YOUR TASK: Reproduce every record below exactly as written, but leave out any pictures.

[Collected data entries]
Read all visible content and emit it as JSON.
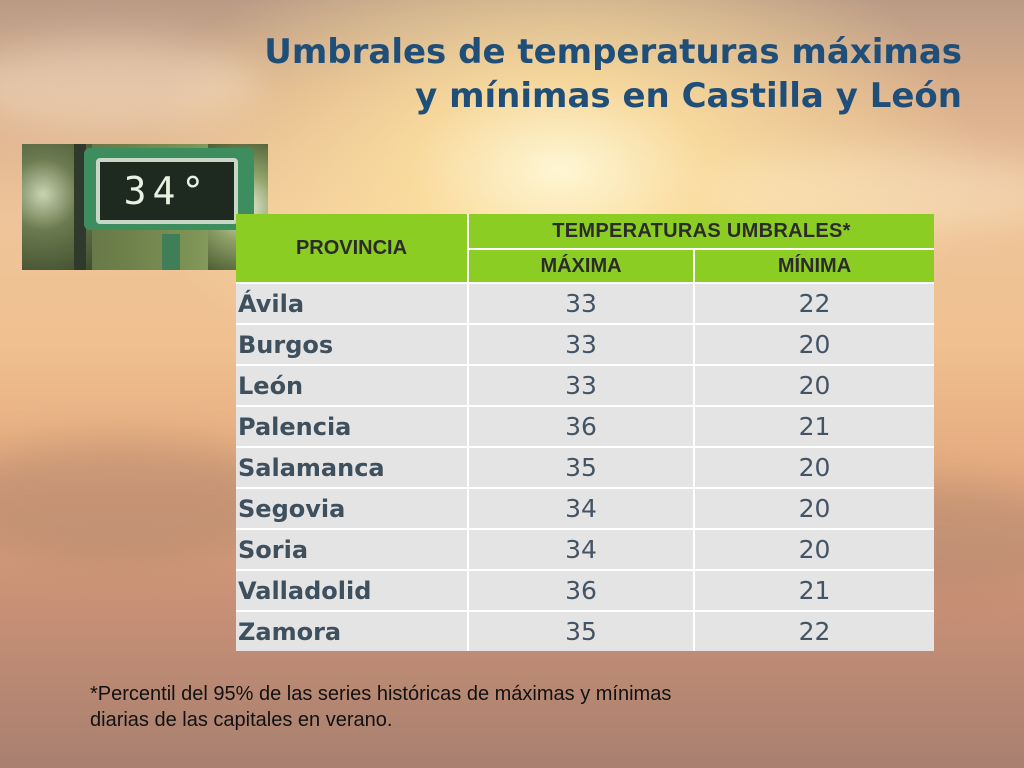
{
  "title": {
    "line1": "Umbrales de temperaturas máximas",
    "line2": "y mínimas en Castilla y León"
  },
  "photo": {
    "display_text": "34°",
    "icon": "thermometer-display-photo"
  },
  "table": {
    "header_provincia": "PROVINCIA",
    "header_group": "TEMPERATURAS UMBRALES*",
    "header_max": "MÁXIMA",
    "header_min": "MÍNIMA",
    "rows": [
      {
        "provincia": "Ávila",
        "maxima": "33",
        "minima": "22"
      },
      {
        "provincia": "Burgos",
        "maxima": "33",
        "minima": "20"
      },
      {
        "provincia": "León",
        "maxima": "33",
        "minima": "20"
      },
      {
        "provincia": "Palencia",
        "maxima": "36",
        "minima": "21"
      },
      {
        "provincia": "Salamanca",
        "maxima": "35",
        "minima": "20"
      },
      {
        "provincia": "Segovia",
        "maxima": "34",
        "minima": "20"
      },
      {
        "provincia": "Soria",
        "maxima": "34",
        "minima": "20"
      },
      {
        "provincia": "Valladolid",
        "maxima": "36",
        "minima": "21"
      },
      {
        "provincia": "Zamora",
        "maxima": "35",
        "minima": "22"
      }
    ]
  },
  "footnote": {
    "line1": "*Percentil del 95% de las series históricas de máximas y mínimas",
    "line2": "diarias de las capitales en verano."
  },
  "colors": {
    "title": "#1f4e79",
    "header_green": "#8ccd24",
    "cell_gray": "#e4e4e4"
  }
}
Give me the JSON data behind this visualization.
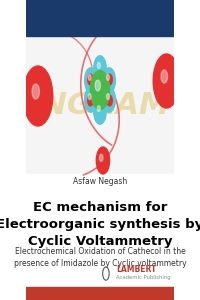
{
  "top_bar_color": "#1a3a6b",
  "bottom_bar_color": "#c0392b",
  "cover_bg": "#ffffff",
  "top_bar_height": 0.12,
  "bottom_bar_height": 0.045,
  "image_bg": "#f0f0f0",
  "author": "Asfaw Negash",
  "title_line1": "EC mechanism for",
  "title_line2": "Electroorganic synthesis by",
  "title_line3": "Cyclic Voltammetry",
  "subtitle": "Electrochemical Oxidation of Cathecol in the\npresence of Imidazole by Cyclic voltammetry",
  "title_fontsize": 9.5,
  "subtitle_fontsize": 5.5,
  "author_fontsize": 5.5,
  "watermark_text": "INGRAM",
  "watermark_color": "#e8d8a0",
  "sphere_red_color": "#e53030",
  "sphere_cyan_color": "#5bc8d8",
  "sphere_green_color": "#4cb84c",
  "sphere_small_red_color": "#e53030",
  "arc_color": "#e05050",
  "lambert_text": "LAMBERT",
  "lambert_sub": "Academic Publishing",
  "lambert_color": "#c0392b"
}
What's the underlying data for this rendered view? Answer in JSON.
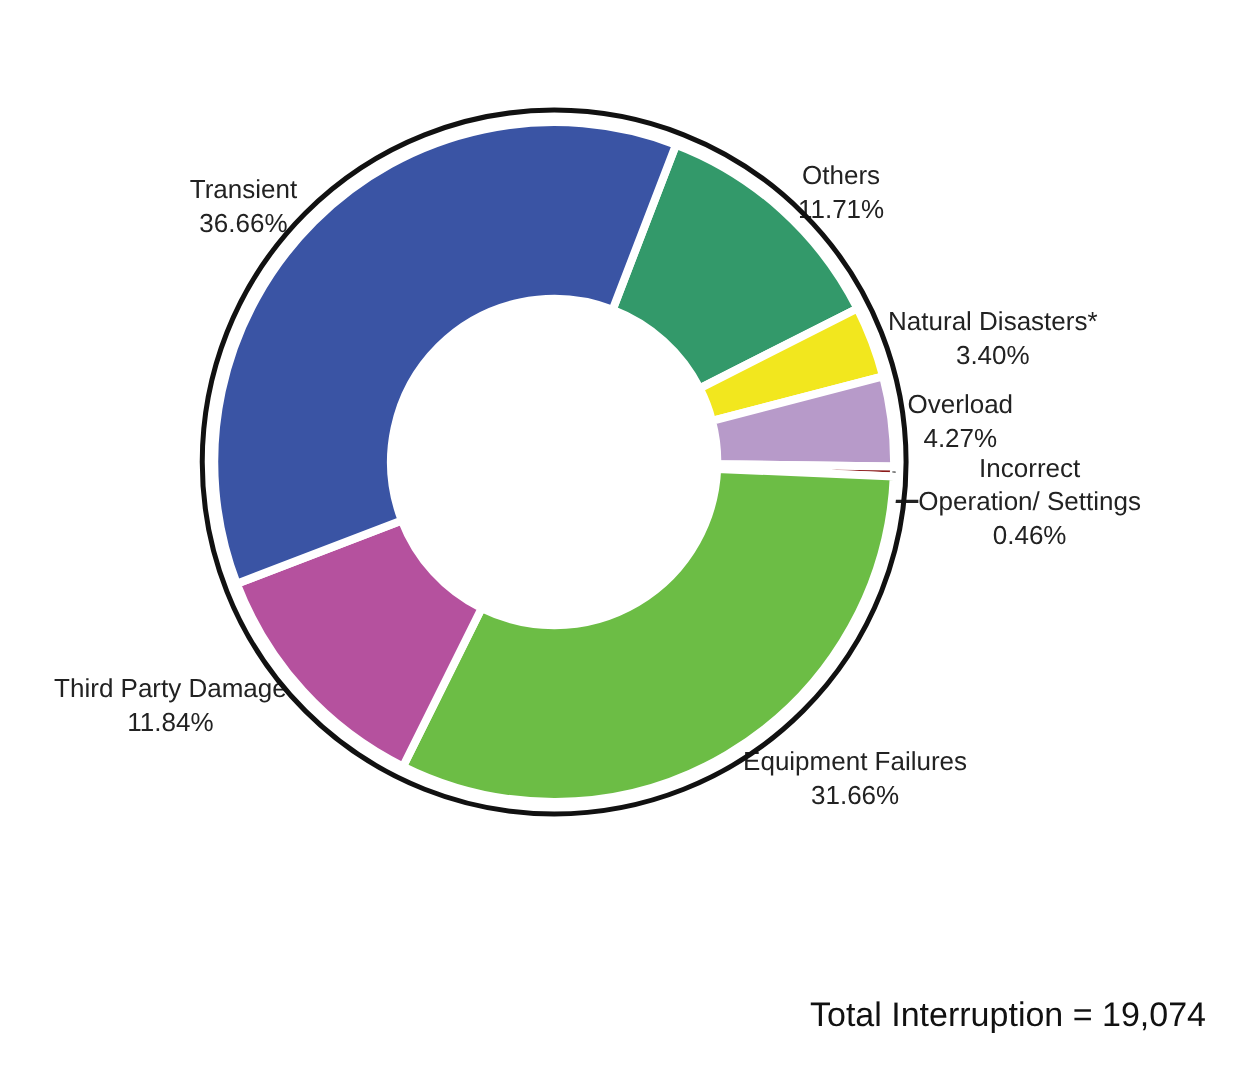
{
  "chart_data": {
    "type": "donut",
    "categories": [
      "Others",
      "Natural Disasters*",
      "Overload",
      "Incorrect Operation/ Settings",
      "Equipment Failures",
      "Third Party Damage",
      "Transient"
    ],
    "values": [
      11.71,
      3.4,
      4.27,
      0.46,
      31.66,
      11.84,
      36.66
    ],
    "value_labels": [
      "11.71%",
      "3.40%",
      "4.27%",
      "0.46%",
      "31.66%",
      "11.84%",
      "36.66%"
    ],
    "colors": [
      "#33996a",
      "#f2e71e",
      "#b79ac9",
      "#8b1a1a",
      "#6cbd45",
      "#b5519e",
      "#3a54a4"
    ],
    "legend": false,
    "annotations": [
      "Total Interruption = 19,074"
    ]
  }
}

RESPONSE:
Read all visible content and emit it as JSON.
{
  "title": {
    "line1": "Umbrales de temperaturas máximas",
    "line2": "y mínimas en Castilla y León"
  },
  "photo": {
    "display_text": "34°",
    "icon": "thermometer-display-photo"
  },
  "table": {
    "header_provincia": "PROVINCIA",
    "header_group": "TEMPERATURAS UMBRALES*",
    "header_max": "MÁXIMA",
    "header_min": "MÍNIMA",
    "rows": [
      {
        "provincia": "Ávila",
        "maxima": "33",
        "minima": "22"
      },
      {
        "provincia": "Burgos",
        "maxima": "33",
        "minima": "20"
      },
      {
        "provincia": "León",
        "maxima": "33",
        "minima": "20"
      },
      {
        "provincia": "Palencia",
        "maxima": "36",
        "minima": "21"
      },
      {
        "provincia": "Salamanca",
        "maxima": "35",
        "minima": "20"
      },
      {
        "provincia": "Segovia",
        "maxima": "34",
        "minima": "20"
      },
      {
        "provincia": "Soria",
        "maxima": "34",
        "minima": "20"
      },
      {
        "provincia": "Valladolid",
        "maxima": "36",
        "minima": "21"
      },
      {
        "provincia": "Zamora",
        "maxima": "35",
        "minima": "22"
      }
    ]
  },
  "footnote": {
    "line1": "*Percentil del 95% de las series históricas de máximas y mínimas",
    "line2": "diarias de las capitales en verano."
  },
  "colors": {
    "title": "#1f4e79",
    "header_green": "#8ccd24",
    "cell_gray": "#e4e4e4"
  }
}
Give me the JSON data behind this visualization.
{
  "top_bar_color": "#1a3a6b",
  "bottom_bar_color": "#c0392b",
  "cover_bg": "#ffffff",
  "top_bar_height": 0.12,
  "bottom_bar_height": 0.045,
  "image_bg": "#f0f0f0",
  "author": "Asfaw Negash",
  "title_line1": "EC mechanism for",
  "title_line2": "Electroorganic synthesis by",
  "title_line3": "Cyclic Voltammetry",
  "subtitle": "Electrochemical Oxidation of Cathecol in the\npresence of Imidazole by Cyclic voltammetry",
  "title_fontsize": 9.5,
  "subtitle_fontsize": 5.5,
  "author_fontsize": 5.5,
  "watermark_text": "INGRAM",
  "watermark_color": "#e8d8a0",
  "sphere_red_color": "#e53030",
  "sphere_cyan_color": "#5bc8d8",
  "sphere_green_color": "#4cb84c",
  "sphere_small_red_color": "#e53030",
  "arc_color": "#e05050",
  "lambert_text": "LAMBERT",
  "lambert_sub": "Academic Publishing",
  "lambert_color": "#c0392b"
}
What's the underlying data for this rendered view? Answer in JSON.
{
  "chart_data": {
    "type": "donut",
    "categories": [
      "Others",
      "Natural Disasters*",
      "Overload",
      "Incorrect Operation/ Settings",
      "Equipment Failures",
      "Third Party Damage",
      "Transient"
    ],
    "values": [
      11.71,
      3.4,
      4.27,
      0.46,
      31.66,
      11.84,
      36.66
    ],
    "value_labels": [
      "11.71%",
      "3.40%",
      "4.27%",
      "0.46%",
      "31.66%",
      "11.84%",
      "36.66%"
    ],
    "colors": [
      "#33996a",
      "#f2e71e",
      "#b79ac9",
      "#8b1a1a",
      "#6cbd45",
      "#b5519e",
      "#3a54a4"
    ],
    "legend": false,
    "annotations": [
      "Total Interruption = 19,074"
    ]
  }
}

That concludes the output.